*** Records to process
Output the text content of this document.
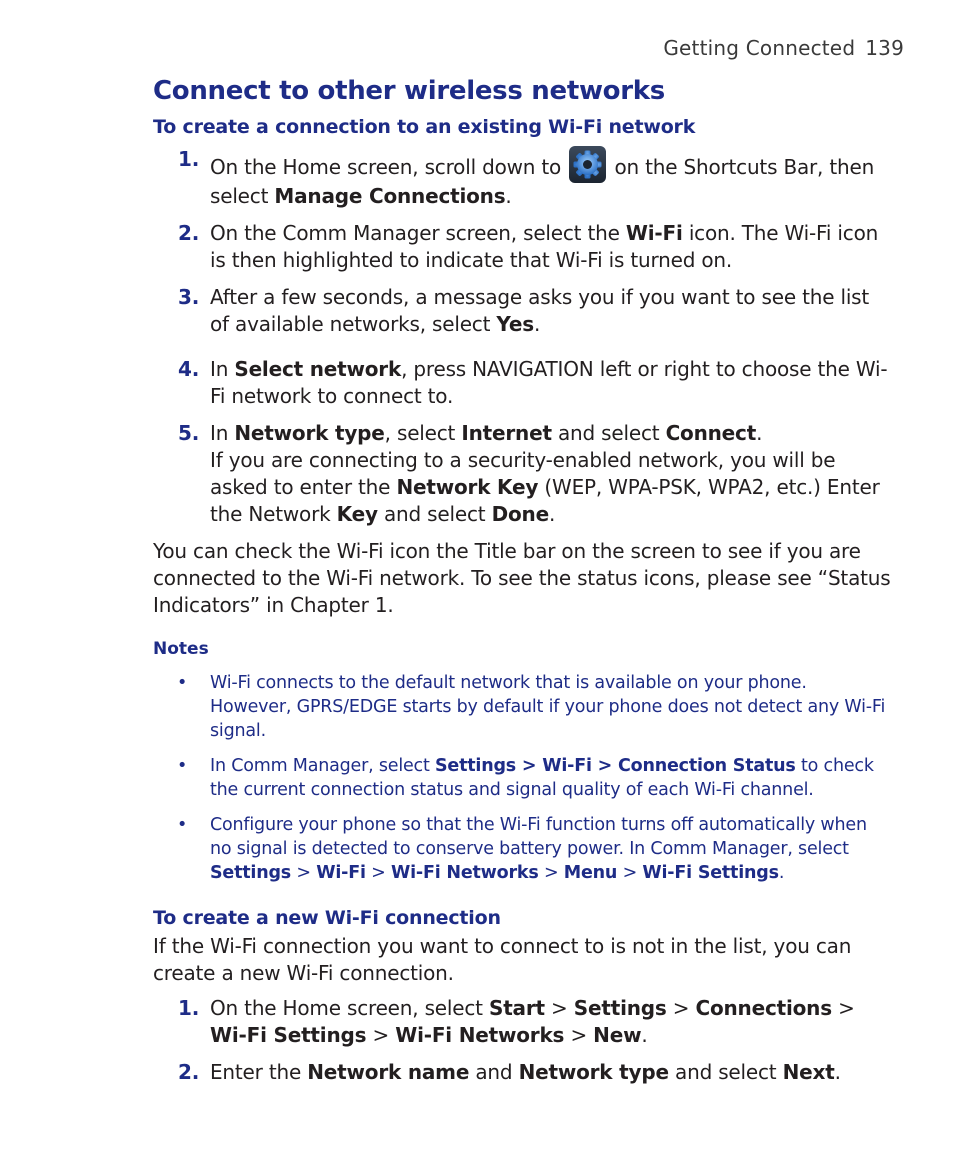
Getting Connected 139
Connect to other wireless networks
To create a connection to an existing Wi-Fi network
1. On the Home screen, scroll down to	on the Shortcuts Bar, then select Manage Connections.
2. On the Comm Manager screen, select the Wi-Fi icon. The Wi-Fi icon is then highlighted to indicate that Wi-Fi is turned on.
3. After a few seconds, a message asks you if you want to see the list of available networks, select Yes.
4. In Select network, press NAVIGATION left or right to choose the Wi-Fi network to connect to.
5. In Network type, select Internet and select Connect.
If you are connecting to a security-enabled network, you will be asked to enter the Network Key (WEP, WPA-PSK, WPA2, etc.) Enter the Network Key and select Done.

You can check the Wi-Fi icon the Title bar on the screen to see if you are connected to the Wi-Fi network. To see the status icons, please see “Status Indicators” in Chapter 1.

Notes
• Wi-Fi connects to the default network that is available on your phone. However, GPRS/EDGE starts by default if your phone does not detect any Wi-Fi signal.
• In Comm Manager, select Settings > Wi-Fi > Connection Status to check the current connection status and signal quality of each Wi-Fi channel.
• Configure your phone so that the Wi-Fi function turns off automatically when no signal is detected to conserve battery power. In Comm Manager, select Settings > Wi-Fi > Wi-Fi Networks > Menu > Wi-Fi Settings.
To create a new Wi-Fi connection

If the Wi-Fi connection you want to connect to is not in the list, you can create a new Wi-Fi connection.

1. On the Home screen, select Start > Settings > Connections >
Wi-Fi Settings > Wi-Fi Networks > New.
2. Enter the Network name and Network type and select Next.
******
- _Stated goal_
Tally the lines above containing "Status". Answer with the count only.

- _Response to the task_
2